#### [Required actions]
1. According to the passage on the Mid-Peninsula Highway, which 1998 study by the Ministry of Transportation of Ontario marked the start of serious examination and planning?
2. Resume the passage on the Mid-Peninsula Highway after its final sentence.

#### [Text passage]
Cancelled Ontario freeway

The Mid-Peninsula Highway is a proposed freeway across the Niagara Peninsula in the Canadian province of Ontario. Although plans for a highway connecting Hamilton to Fort Erie south of the Niagara Escarpment have surfaced for decades, it was not until The Niagara Frontier International Gateway Study was published by the Ministry of Transportation of Ontario (MTO) in 1998 that serious examination and planning began. The study called for an alternative route to the QEW, which runs through tender fruitlands and is not capable of expansion beyond its current configuration. The land on which studies are being performed for this future freeway is referred to as the Mid-Peninsula Corridor or the Niagara–GTA Corridor.

== Route description ==
As proposed, the Mid-Peninsula Highway would connect Highway 403 in Hamilton with a twinned Peace Bridge in Fort Erie. North of Hamilton, it would curve and meet Highway 407 or Highway 401 north of Burlington. The entire freeway would be above the Niagara Escarpment in consideration of the wine-producing fruitlands that lie at its base; a consideration that was ignored during the construction of the QEW despite the protests of farmers.

Connections with the southward extension of Highway 406 would be provided near Welland, as well as with the controlled-access section of Highway 6 north of Caledonia, where the freeway would pass near John C. Munro Hamilton International Airport. The majority of the route west of the Welland Canal would travel south of Highway 20.

#### [Bounding box prediction data]
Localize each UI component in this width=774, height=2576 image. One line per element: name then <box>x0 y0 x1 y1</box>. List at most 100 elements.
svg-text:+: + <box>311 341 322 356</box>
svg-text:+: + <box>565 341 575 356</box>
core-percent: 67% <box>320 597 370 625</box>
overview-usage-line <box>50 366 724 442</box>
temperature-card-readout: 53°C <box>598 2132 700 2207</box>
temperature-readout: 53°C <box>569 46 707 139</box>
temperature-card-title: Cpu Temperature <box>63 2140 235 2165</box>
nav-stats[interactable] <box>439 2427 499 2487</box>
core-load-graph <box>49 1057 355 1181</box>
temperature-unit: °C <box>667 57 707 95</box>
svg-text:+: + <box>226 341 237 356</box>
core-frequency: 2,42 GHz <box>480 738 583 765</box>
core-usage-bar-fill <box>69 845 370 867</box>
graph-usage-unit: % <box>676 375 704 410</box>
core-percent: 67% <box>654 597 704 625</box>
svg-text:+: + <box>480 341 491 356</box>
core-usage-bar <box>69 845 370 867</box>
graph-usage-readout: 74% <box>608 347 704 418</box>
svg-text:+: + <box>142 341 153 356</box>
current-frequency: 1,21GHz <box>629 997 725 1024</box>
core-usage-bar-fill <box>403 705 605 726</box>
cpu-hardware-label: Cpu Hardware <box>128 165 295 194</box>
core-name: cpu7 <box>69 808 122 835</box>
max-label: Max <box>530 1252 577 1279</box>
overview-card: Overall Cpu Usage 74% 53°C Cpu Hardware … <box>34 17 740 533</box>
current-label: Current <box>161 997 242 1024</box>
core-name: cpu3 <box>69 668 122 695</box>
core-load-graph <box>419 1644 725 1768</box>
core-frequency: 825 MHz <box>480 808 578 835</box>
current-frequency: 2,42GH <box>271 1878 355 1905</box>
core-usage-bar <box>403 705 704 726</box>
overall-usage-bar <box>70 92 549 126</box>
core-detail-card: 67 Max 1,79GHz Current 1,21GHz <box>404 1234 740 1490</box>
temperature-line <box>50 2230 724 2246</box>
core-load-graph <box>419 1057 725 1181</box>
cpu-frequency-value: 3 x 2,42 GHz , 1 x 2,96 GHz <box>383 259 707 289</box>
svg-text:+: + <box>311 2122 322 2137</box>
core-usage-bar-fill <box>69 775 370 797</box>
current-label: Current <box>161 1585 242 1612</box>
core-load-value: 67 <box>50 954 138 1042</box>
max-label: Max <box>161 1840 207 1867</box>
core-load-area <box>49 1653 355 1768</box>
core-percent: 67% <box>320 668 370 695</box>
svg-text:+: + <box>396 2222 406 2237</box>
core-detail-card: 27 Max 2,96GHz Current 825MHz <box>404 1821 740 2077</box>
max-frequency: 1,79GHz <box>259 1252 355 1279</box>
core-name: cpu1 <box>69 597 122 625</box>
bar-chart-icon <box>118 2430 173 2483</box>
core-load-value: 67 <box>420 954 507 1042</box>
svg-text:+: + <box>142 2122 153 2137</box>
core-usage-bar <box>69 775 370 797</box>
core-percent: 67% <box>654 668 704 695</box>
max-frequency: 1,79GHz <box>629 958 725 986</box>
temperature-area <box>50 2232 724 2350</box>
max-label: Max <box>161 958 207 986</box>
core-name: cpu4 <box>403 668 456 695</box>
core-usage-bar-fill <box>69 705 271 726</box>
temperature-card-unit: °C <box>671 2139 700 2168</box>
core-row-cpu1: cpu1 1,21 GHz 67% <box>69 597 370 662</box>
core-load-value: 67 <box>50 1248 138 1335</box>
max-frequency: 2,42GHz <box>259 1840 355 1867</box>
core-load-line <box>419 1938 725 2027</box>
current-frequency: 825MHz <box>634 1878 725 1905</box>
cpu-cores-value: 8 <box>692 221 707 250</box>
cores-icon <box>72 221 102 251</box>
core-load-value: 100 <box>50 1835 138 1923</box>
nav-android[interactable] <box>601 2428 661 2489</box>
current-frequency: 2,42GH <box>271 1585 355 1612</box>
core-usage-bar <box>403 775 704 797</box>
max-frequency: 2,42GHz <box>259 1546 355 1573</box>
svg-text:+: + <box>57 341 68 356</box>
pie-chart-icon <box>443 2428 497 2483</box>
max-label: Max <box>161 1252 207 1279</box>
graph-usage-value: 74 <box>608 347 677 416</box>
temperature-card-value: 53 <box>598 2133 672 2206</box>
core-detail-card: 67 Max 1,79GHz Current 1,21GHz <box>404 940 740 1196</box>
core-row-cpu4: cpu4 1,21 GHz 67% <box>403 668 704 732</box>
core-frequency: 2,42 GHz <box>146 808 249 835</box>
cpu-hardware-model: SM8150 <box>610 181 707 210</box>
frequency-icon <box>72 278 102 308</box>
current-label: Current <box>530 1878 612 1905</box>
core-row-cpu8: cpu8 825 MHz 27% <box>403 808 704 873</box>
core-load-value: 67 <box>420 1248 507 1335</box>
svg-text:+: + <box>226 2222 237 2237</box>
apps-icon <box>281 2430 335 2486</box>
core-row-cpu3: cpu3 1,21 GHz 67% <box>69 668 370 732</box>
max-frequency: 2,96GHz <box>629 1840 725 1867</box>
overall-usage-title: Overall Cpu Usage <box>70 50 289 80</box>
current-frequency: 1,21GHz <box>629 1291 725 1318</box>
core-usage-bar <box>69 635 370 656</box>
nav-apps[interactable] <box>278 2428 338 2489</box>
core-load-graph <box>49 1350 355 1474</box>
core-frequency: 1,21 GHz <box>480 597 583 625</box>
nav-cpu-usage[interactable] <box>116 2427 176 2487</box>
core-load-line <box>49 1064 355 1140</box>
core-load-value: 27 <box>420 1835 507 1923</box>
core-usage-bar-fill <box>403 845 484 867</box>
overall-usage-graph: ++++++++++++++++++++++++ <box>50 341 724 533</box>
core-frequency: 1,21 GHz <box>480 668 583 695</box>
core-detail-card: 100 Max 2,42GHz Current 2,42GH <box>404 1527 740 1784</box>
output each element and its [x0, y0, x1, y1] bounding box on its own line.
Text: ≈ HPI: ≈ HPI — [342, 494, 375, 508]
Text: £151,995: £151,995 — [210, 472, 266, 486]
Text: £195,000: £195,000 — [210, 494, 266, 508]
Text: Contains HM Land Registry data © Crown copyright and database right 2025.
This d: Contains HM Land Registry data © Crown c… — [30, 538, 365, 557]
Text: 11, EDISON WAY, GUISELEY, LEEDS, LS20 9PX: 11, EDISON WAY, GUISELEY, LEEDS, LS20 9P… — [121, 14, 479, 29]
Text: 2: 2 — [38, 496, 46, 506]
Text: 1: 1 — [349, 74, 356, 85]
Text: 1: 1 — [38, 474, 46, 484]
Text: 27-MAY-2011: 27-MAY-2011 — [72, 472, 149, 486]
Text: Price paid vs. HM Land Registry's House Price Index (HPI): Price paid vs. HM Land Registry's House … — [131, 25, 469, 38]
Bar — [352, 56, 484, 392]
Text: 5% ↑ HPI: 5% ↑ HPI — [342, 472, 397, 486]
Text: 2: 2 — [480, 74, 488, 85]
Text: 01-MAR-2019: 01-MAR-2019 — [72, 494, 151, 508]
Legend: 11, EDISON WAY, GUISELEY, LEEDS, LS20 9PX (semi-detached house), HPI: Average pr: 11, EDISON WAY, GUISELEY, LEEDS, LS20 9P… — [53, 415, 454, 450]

#### [Answers by task]
1. The Niagara Frontier International Gateway Study.

2.
== History ==
The successive Ontario Conservative governments of Premiers Mike Harris and Ernie Eves planned to forego a full environmental assessment of the freeway after a study indicated an urgent need for its construction. The Niagara Frontier International Gateway Study was published by the MTO in 1998 and indicated that the freeway was of vital importance. Prior to this study, various proposals for a freeway above the Niagara Escarpment had surfaced for several decades, though no serious examination of its merits was undertaken.

However, with the election of the Liberal government under Dalton McGuinty in 2003, a formal study was initiated. After developing the Growth Plan for the Greater Golden Horseshoe, the McGuinty government launched a new Niagara to GTA corridor environmental assessment to study transportation needs in the corridor.

A draft Transportation Development Study to consider alternative or complementary infrastructure to a freeway was completed in February 2011. The study recommended the routing be split into three groups, with route planning to commence for the eastern portion, further corridor study in the western portion and to halt but otherwise continue monitoring needs for a new transportation link in the central portion. As a result of the study, the Regional Municipality of Niagara has initiated an environmental assessment to identify and design a new 400-series highway linking Highway 406 and the QEW between Welland and Fort Erie, forming the eastern portion of the Mid-Peninsula Highway. Corridor planning has the support of the provincial government.

As of February 2019, the project is still in the planning phase and the Standing Committee on Transport, Infrastructure and Communities of the House of Commons recommended that the federal government "should consider the creation of a Mid-Peninsula Transportation Corridor".